### Directions:
For the listing below, give the count of lines containing "años", and no other text.
>> Start Records for the task
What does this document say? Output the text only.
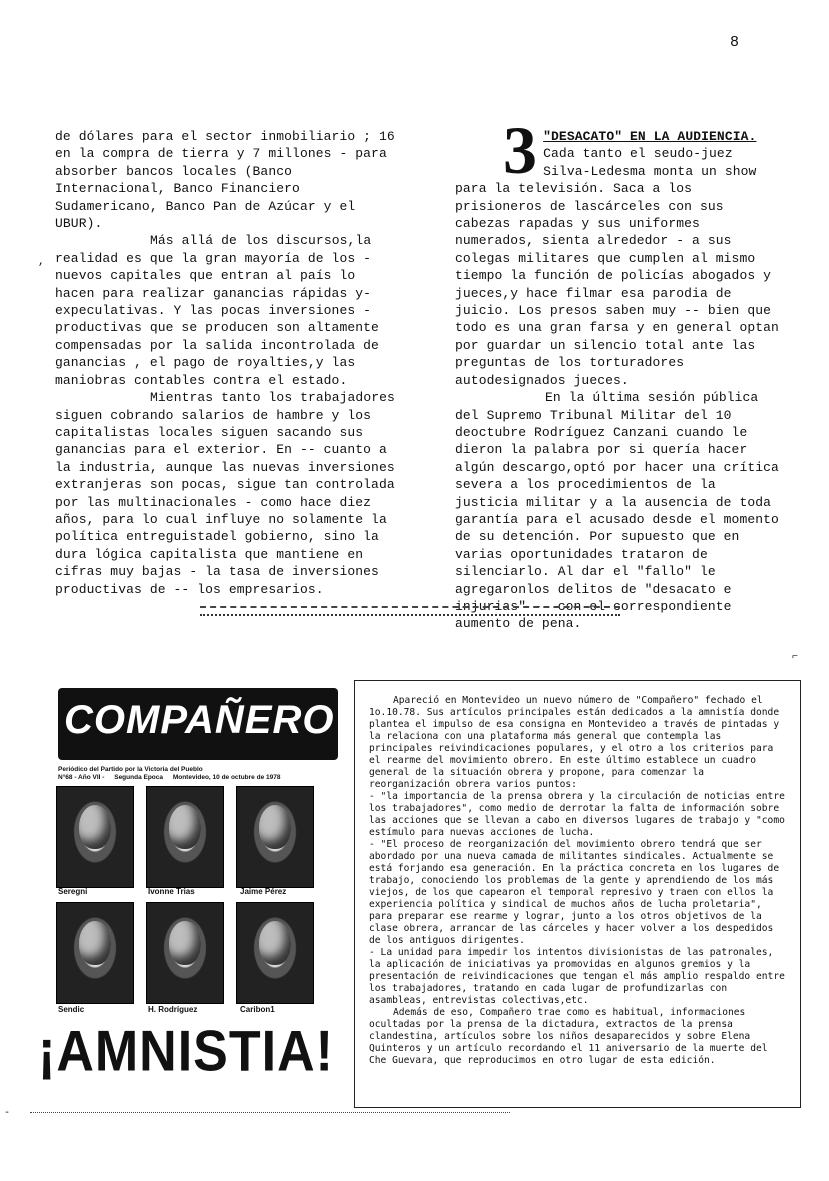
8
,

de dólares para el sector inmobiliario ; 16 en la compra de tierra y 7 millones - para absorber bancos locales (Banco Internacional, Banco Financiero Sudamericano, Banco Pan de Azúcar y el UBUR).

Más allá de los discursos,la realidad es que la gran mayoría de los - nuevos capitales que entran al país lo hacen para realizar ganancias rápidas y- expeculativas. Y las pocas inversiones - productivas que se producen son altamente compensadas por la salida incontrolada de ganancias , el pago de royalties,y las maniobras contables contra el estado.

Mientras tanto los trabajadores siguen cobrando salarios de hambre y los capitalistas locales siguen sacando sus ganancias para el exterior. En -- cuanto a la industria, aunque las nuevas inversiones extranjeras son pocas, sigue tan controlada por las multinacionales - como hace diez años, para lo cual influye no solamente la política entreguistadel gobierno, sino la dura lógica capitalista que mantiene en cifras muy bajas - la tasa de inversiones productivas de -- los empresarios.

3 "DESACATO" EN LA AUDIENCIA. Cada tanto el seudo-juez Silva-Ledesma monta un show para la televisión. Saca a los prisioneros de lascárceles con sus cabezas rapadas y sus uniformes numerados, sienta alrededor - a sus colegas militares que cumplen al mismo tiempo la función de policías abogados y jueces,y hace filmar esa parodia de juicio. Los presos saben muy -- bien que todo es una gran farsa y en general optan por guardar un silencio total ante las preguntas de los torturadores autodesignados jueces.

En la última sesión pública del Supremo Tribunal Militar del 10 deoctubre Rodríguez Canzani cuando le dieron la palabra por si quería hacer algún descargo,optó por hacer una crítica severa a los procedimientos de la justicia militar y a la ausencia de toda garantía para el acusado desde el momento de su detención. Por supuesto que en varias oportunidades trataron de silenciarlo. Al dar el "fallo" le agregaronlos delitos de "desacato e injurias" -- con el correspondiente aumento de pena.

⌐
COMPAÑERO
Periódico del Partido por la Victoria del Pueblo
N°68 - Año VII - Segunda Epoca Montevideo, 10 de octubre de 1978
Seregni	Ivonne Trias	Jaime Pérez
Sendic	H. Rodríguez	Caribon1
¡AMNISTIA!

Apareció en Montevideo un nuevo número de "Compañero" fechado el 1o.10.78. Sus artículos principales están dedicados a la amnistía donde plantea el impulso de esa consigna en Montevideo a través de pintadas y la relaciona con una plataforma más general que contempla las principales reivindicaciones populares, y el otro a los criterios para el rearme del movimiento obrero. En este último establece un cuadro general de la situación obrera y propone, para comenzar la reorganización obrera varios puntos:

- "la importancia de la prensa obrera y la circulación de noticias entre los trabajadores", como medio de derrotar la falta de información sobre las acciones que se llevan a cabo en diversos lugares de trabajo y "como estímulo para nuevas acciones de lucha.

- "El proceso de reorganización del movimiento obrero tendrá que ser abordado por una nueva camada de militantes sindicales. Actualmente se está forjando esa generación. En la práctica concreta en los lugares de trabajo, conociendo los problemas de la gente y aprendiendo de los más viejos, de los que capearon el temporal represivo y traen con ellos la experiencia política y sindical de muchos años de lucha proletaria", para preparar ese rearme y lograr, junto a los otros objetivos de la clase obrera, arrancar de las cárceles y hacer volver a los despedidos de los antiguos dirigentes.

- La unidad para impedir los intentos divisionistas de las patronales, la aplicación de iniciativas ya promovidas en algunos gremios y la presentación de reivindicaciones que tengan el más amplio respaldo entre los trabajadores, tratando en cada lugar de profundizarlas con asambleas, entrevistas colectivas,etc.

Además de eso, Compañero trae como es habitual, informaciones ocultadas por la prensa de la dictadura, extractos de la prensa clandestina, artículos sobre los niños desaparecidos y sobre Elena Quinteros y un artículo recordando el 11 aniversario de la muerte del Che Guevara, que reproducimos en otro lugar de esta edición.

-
>> End Records for the task
### Response below:
2